- [Goal of the exercise] Each line that holds the word "unter" counts once; give the total for the records below and nothing else.

- [Provided records]

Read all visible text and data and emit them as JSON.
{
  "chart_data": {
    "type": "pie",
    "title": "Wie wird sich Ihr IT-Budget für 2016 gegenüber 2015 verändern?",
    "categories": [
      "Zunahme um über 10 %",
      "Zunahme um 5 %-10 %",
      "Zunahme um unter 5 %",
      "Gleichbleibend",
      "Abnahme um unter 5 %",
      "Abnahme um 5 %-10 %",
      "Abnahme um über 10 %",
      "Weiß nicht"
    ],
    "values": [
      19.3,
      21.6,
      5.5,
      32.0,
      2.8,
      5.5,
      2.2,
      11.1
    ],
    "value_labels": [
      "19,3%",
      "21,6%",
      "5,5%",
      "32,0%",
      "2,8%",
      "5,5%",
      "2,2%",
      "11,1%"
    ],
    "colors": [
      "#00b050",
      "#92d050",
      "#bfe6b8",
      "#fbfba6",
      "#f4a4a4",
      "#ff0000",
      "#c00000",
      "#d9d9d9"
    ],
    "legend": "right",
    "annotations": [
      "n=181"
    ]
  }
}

- [Expected answer] 2